**REQUEST:**
Find the lines of data that contain the string "shads", then list them.

Source records

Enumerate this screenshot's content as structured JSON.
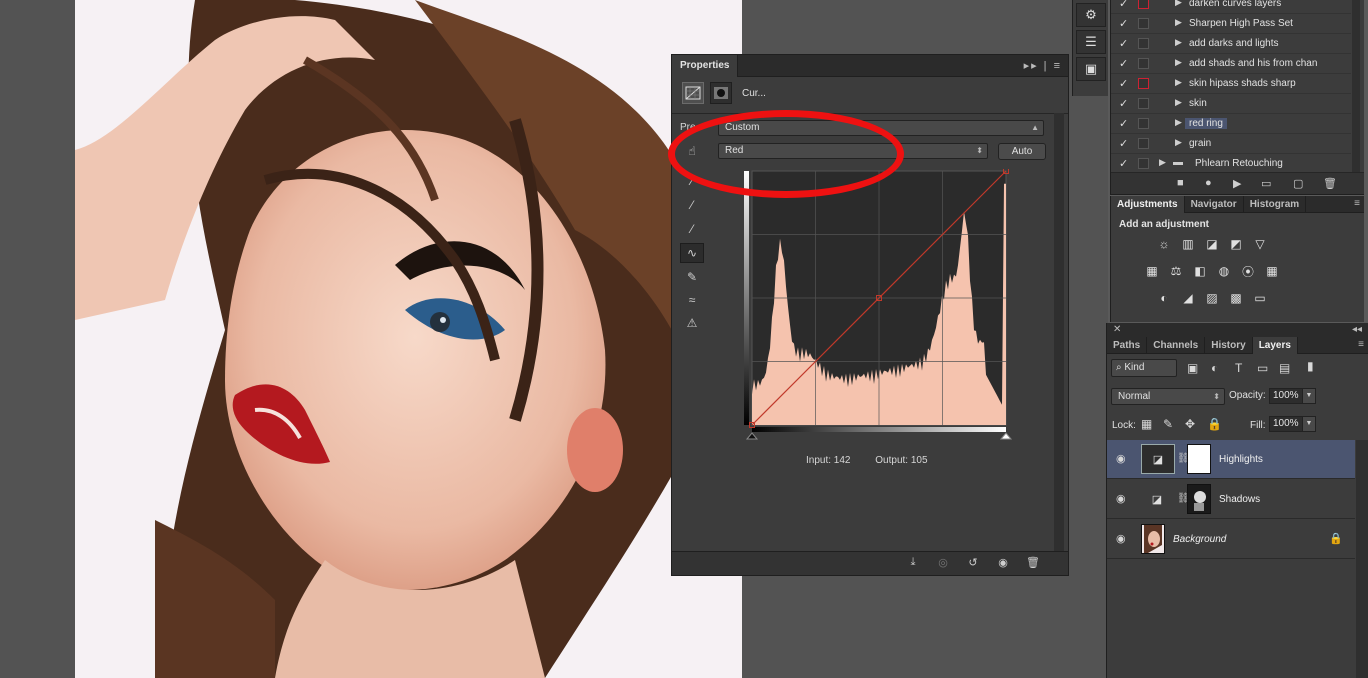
{
  "properties": {
    "tab_label": "Properties",
    "panel_controls": "▸▸ | ≡",
    "title": "Cur...",
    "preset_label": "Pre",
    "preset_value": "Custom",
    "channel_value": "Red",
    "auto_label": "Auto",
    "input_label": "Input: 142",
    "output_label": "Output: 105",
    "curve_color": "#c0392b",
    "histogram_color": "#f5c3ae"
  },
  "annotation": {
    "color": "#ee1111"
  },
  "actions": {
    "rows": [
      {
        "check": "✓",
        "label": "darken curves layers"
      },
      {
        "check": "✓",
        "label": "Sharpen High Pass Set"
      },
      {
        "check": "✓",
        "label": "add darks and lights"
      },
      {
        "check": "✓",
        "label": "add shads and his from chan"
      },
      {
        "check": "✓",
        "label": "skin hipass shads sharp"
      },
      {
        "check": "✓",
        "label": "skin"
      },
      {
        "check": "✓",
        "label": "red ring"
      },
      {
        "check": "✓",
        "label": "grain"
      },
      {
        "check": "✓",
        "label": "Phlearn Retouching"
      }
    ],
    "footer_icons": [
      "stop-icon",
      "record-icon",
      "play-icon",
      "folder-icon",
      "new-icon",
      "trash-icon"
    ]
  },
  "adjustments": {
    "tabs": [
      "Adjustments",
      "Navigator",
      "Histogram"
    ],
    "add_title": "Add an adjustment"
  },
  "layers": {
    "tabs": [
      "Paths",
      "Channels",
      "History",
      "Layers"
    ],
    "kind_label": "Kind",
    "blend_mode": "Normal",
    "opacity_label": "Opacity:",
    "opacity_value": "100%",
    "lock_label": "Lock:",
    "fill_label": "Fill:",
    "fill_value": "100%",
    "rows": [
      {
        "name": "Highlights"
      },
      {
        "name": "Shadows"
      },
      {
        "name": "Background"
      }
    ]
  }
}
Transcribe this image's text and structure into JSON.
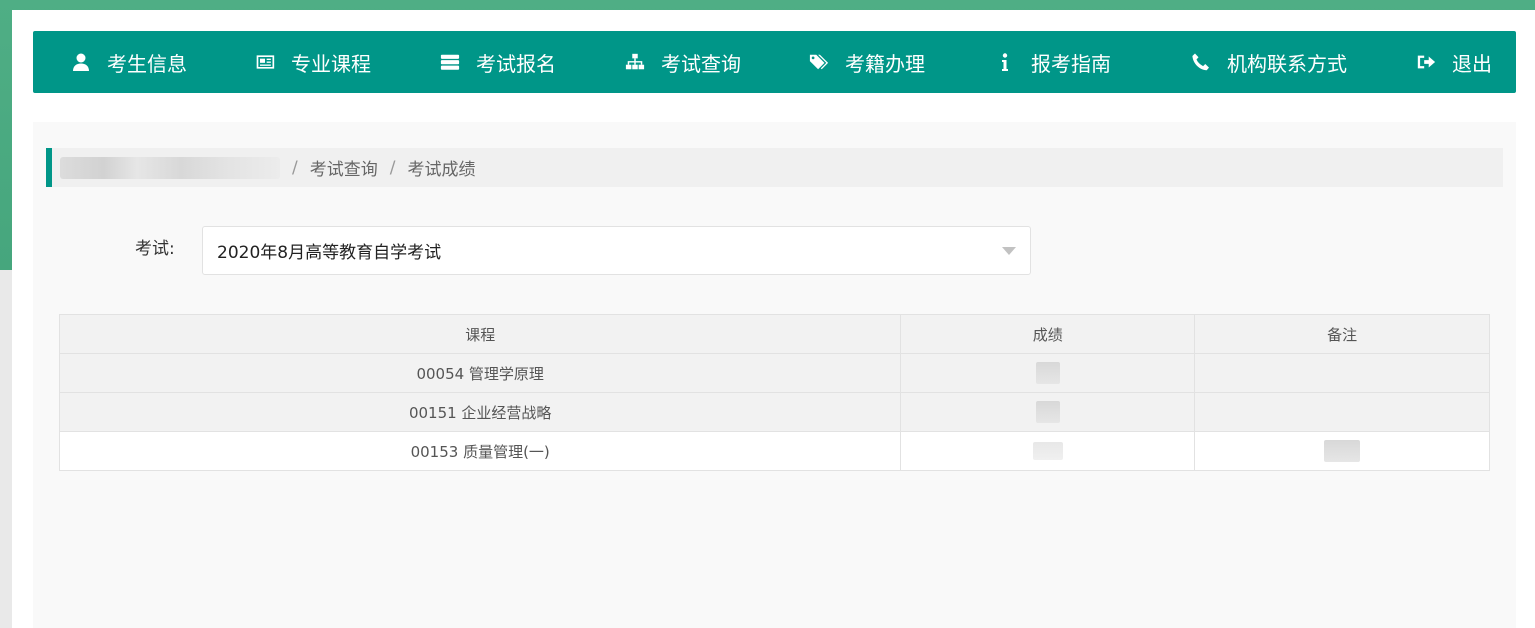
{
  "nav": {
    "items": [
      {
        "label": "考生信息",
        "icon": "user-icon"
      },
      {
        "label": "专业课程",
        "icon": "newspaper-icon"
      },
      {
        "label": "考试报名",
        "icon": "server-icon"
      },
      {
        "label": "考试查询",
        "icon": "sitemap-icon"
      },
      {
        "label": "考籍办理",
        "icon": "tags-icon"
      },
      {
        "label": "报考指南",
        "icon": "info-icon"
      },
      {
        "label": "机构联系方式",
        "icon": "phone-icon"
      },
      {
        "label": "退出",
        "icon": "sign-out-icon"
      }
    ],
    "bg_color": "#009688"
  },
  "breadcrumb": {
    "items": [
      "考试查询",
      "考试成绩"
    ],
    "separator": "/",
    "accent_color": "#009688"
  },
  "form": {
    "exam_label": "考试:",
    "exam_value": "2020年8月高等教育自学考试"
  },
  "table": {
    "headers": [
      "课程",
      "成绩",
      "备注"
    ],
    "rows": [
      {
        "course": "00054 管理学原理",
        "score": "",
        "remark": ""
      },
      {
        "course": "00151 企业经营战略",
        "score": "",
        "remark": ""
      },
      {
        "course": "00153 质量管理(一)",
        "score": "",
        "remark": ""
      }
    ]
  }
}
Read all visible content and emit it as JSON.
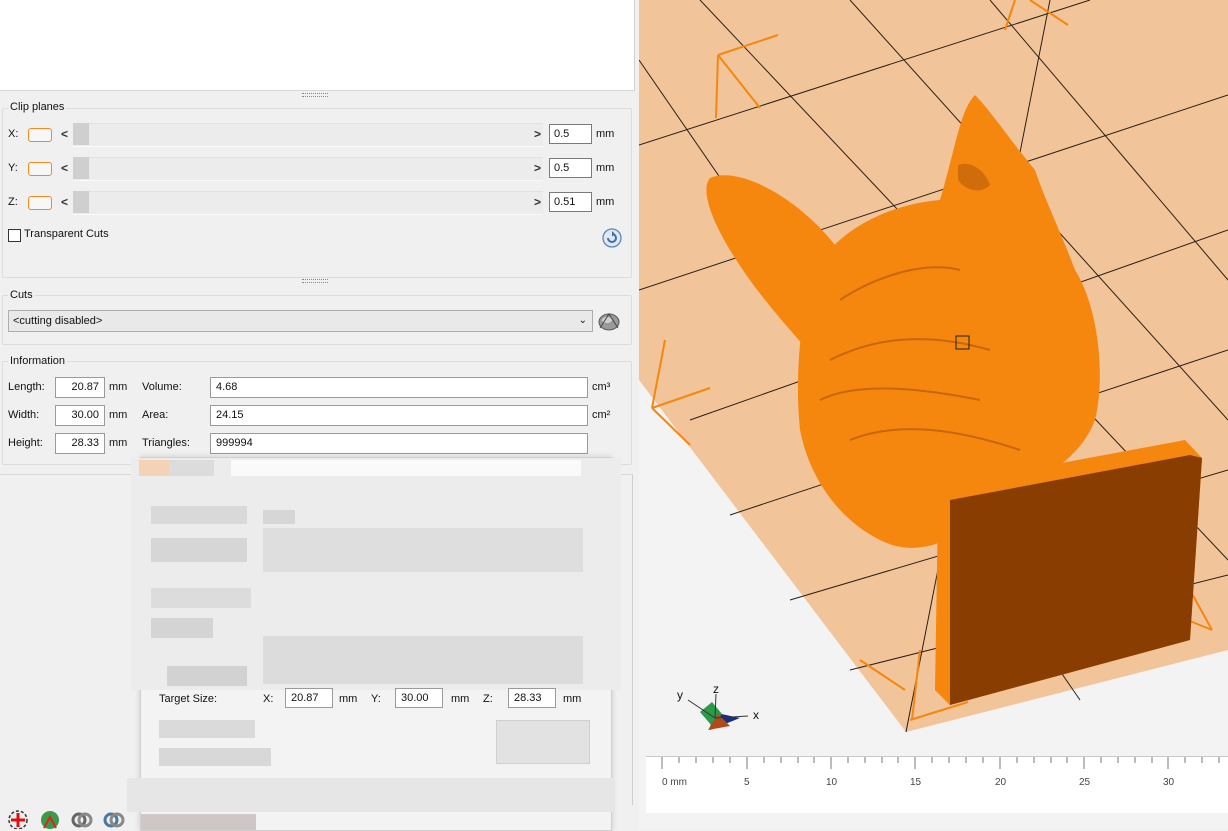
{
  "clip_planes": {
    "title": "Clip planes",
    "rows": [
      {
        "axis": "X:",
        "value": "0.5",
        "unit": "mm"
      },
      {
        "axis": "Y:",
        "value": "0.5",
        "unit": "mm"
      },
      {
        "axis": "Z:",
        "value": "0.51",
        "unit": "mm"
      }
    ],
    "left_arrow": "<",
    "right_arrow": ">",
    "transparent_cuts_label": "Transparent Cuts",
    "transparent_cuts_checked": false
  },
  "cuts": {
    "title": "Cuts",
    "selected": "<cutting disabled>"
  },
  "information": {
    "title": "Information",
    "length_label": "Length:",
    "length_value": "20.87",
    "length_unit": "mm",
    "width_label": "Width:",
    "width_value": "30.00",
    "width_unit": "mm",
    "height_label": "Height:",
    "height_value": "28.33",
    "height_unit": "mm",
    "volume_label": "Volume:",
    "volume_value": "4.68",
    "volume_unit": "cm³",
    "area_label": "Area:",
    "area_value": "24.15",
    "area_unit": "cm²",
    "triangles_label": "Triangles:",
    "triangles_value": "999994"
  },
  "dialog": {
    "target_size_label": "Target Size:",
    "x_label": "X:",
    "x_value": "20.87",
    "x_unit": "mm",
    "y_label": "Y:",
    "y_value": "30.00",
    "y_unit": "mm",
    "z_label": "Z:",
    "z_value": "28.33",
    "z_unit": "mm"
  },
  "viewport": {
    "axes": {
      "x": "x",
      "y": "y",
      "z": "z"
    },
    "ruler_labels": [
      "0 mm",
      "5",
      "10",
      "15",
      "20",
      "25",
      "30"
    ],
    "model_color": "#f5870f",
    "plate_color": "#f2c49a"
  }
}
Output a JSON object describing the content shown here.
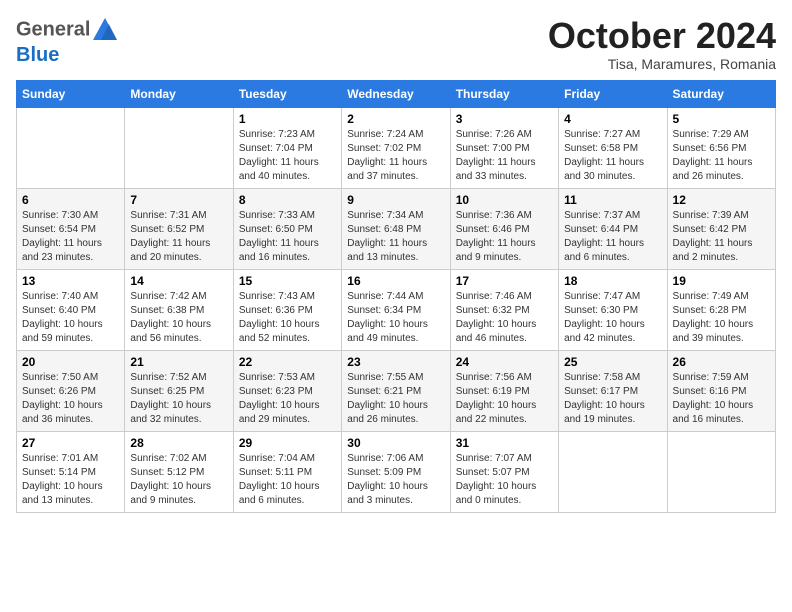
{
  "header": {
    "logo_line1": "General",
    "logo_line2": "Blue",
    "month_title": "October 2024",
    "location": "Tisa, Maramures, Romania"
  },
  "weekdays": [
    "Sunday",
    "Monday",
    "Tuesday",
    "Wednesday",
    "Thursday",
    "Friday",
    "Saturday"
  ],
  "weeks": [
    [
      {
        "day": "",
        "detail": ""
      },
      {
        "day": "",
        "detail": ""
      },
      {
        "day": "1",
        "detail": "Sunrise: 7:23 AM\nSunset: 7:04 PM\nDaylight: 11 hours and 40 minutes."
      },
      {
        "day": "2",
        "detail": "Sunrise: 7:24 AM\nSunset: 7:02 PM\nDaylight: 11 hours and 37 minutes."
      },
      {
        "day": "3",
        "detail": "Sunrise: 7:26 AM\nSunset: 7:00 PM\nDaylight: 11 hours and 33 minutes."
      },
      {
        "day": "4",
        "detail": "Sunrise: 7:27 AM\nSunset: 6:58 PM\nDaylight: 11 hours and 30 minutes."
      },
      {
        "day": "5",
        "detail": "Sunrise: 7:29 AM\nSunset: 6:56 PM\nDaylight: 11 hours and 26 minutes."
      }
    ],
    [
      {
        "day": "6",
        "detail": "Sunrise: 7:30 AM\nSunset: 6:54 PM\nDaylight: 11 hours and 23 minutes."
      },
      {
        "day": "7",
        "detail": "Sunrise: 7:31 AM\nSunset: 6:52 PM\nDaylight: 11 hours and 20 minutes."
      },
      {
        "day": "8",
        "detail": "Sunrise: 7:33 AM\nSunset: 6:50 PM\nDaylight: 11 hours and 16 minutes."
      },
      {
        "day": "9",
        "detail": "Sunrise: 7:34 AM\nSunset: 6:48 PM\nDaylight: 11 hours and 13 minutes."
      },
      {
        "day": "10",
        "detail": "Sunrise: 7:36 AM\nSunset: 6:46 PM\nDaylight: 11 hours and 9 minutes."
      },
      {
        "day": "11",
        "detail": "Sunrise: 7:37 AM\nSunset: 6:44 PM\nDaylight: 11 hours and 6 minutes."
      },
      {
        "day": "12",
        "detail": "Sunrise: 7:39 AM\nSunset: 6:42 PM\nDaylight: 11 hours and 2 minutes."
      }
    ],
    [
      {
        "day": "13",
        "detail": "Sunrise: 7:40 AM\nSunset: 6:40 PM\nDaylight: 10 hours and 59 minutes."
      },
      {
        "day": "14",
        "detail": "Sunrise: 7:42 AM\nSunset: 6:38 PM\nDaylight: 10 hours and 56 minutes."
      },
      {
        "day": "15",
        "detail": "Sunrise: 7:43 AM\nSunset: 6:36 PM\nDaylight: 10 hours and 52 minutes."
      },
      {
        "day": "16",
        "detail": "Sunrise: 7:44 AM\nSunset: 6:34 PM\nDaylight: 10 hours and 49 minutes."
      },
      {
        "day": "17",
        "detail": "Sunrise: 7:46 AM\nSunset: 6:32 PM\nDaylight: 10 hours and 46 minutes."
      },
      {
        "day": "18",
        "detail": "Sunrise: 7:47 AM\nSunset: 6:30 PM\nDaylight: 10 hours and 42 minutes."
      },
      {
        "day": "19",
        "detail": "Sunrise: 7:49 AM\nSunset: 6:28 PM\nDaylight: 10 hours and 39 minutes."
      }
    ],
    [
      {
        "day": "20",
        "detail": "Sunrise: 7:50 AM\nSunset: 6:26 PM\nDaylight: 10 hours and 36 minutes."
      },
      {
        "day": "21",
        "detail": "Sunrise: 7:52 AM\nSunset: 6:25 PM\nDaylight: 10 hours and 32 minutes."
      },
      {
        "day": "22",
        "detail": "Sunrise: 7:53 AM\nSunset: 6:23 PM\nDaylight: 10 hours and 29 minutes."
      },
      {
        "day": "23",
        "detail": "Sunrise: 7:55 AM\nSunset: 6:21 PM\nDaylight: 10 hours and 26 minutes."
      },
      {
        "day": "24",
        "detail": "Sunrise: 7:56 AM\nSunset: 6:19 PM\nDaylight: 10 hours and 22 minutes."
      },
      {
        "day": "25",
        "detail": "Sunrise: 7:58 AM\nSunset: 6:17 PM\nDaylight: 10 hours and 19 minutes."
      },
      {
        "day": "26",
        "detail": "Sunrise: 7:59 AM\nSunset: 6:16 PM\nDaylight: 10 hours and 16 minutes."
      }
    ],
    [
      {
        "day": "27",
        "detail": "Sunrise: 7:01 AM\nSunset: 5:14 PM\nDaylight: 10 hours and 13 minutes."
      },
      {
        "day": "28",
        "detail": "Sunrise: 7:02 AM\nSunset: 5:12 PM\nDaylight: 10 hours and 9 minutes."
      },
      {
        "day": "29",
        "detail": "Sunrise: 7:04 AM\nSunset: 5:11 PM\nDaylight: 10 hours and 6 minutes."
      },
      {
        "day": "30",
        "detail": "Sunrise: 7:06 AM\nSunset: 5:09 PM\nDaylight: 10 hours and 3 minutes."
      },
      {
        "day": "31",
        "detail": "Sunrise: 7:07 AM\nSunset: 5:07 PM\nDaylight: 10 hours and 0 minutes."
      },
      {
        "day": "",
        "detail": ""
      },
      {
        "day": "",
        "detail": ""
      }
    ]
  ]
}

**RESPONSE TO THE EXERCISE:**
        "label": "add shads and his from chan"
        "label": "skin hipass shads sharp"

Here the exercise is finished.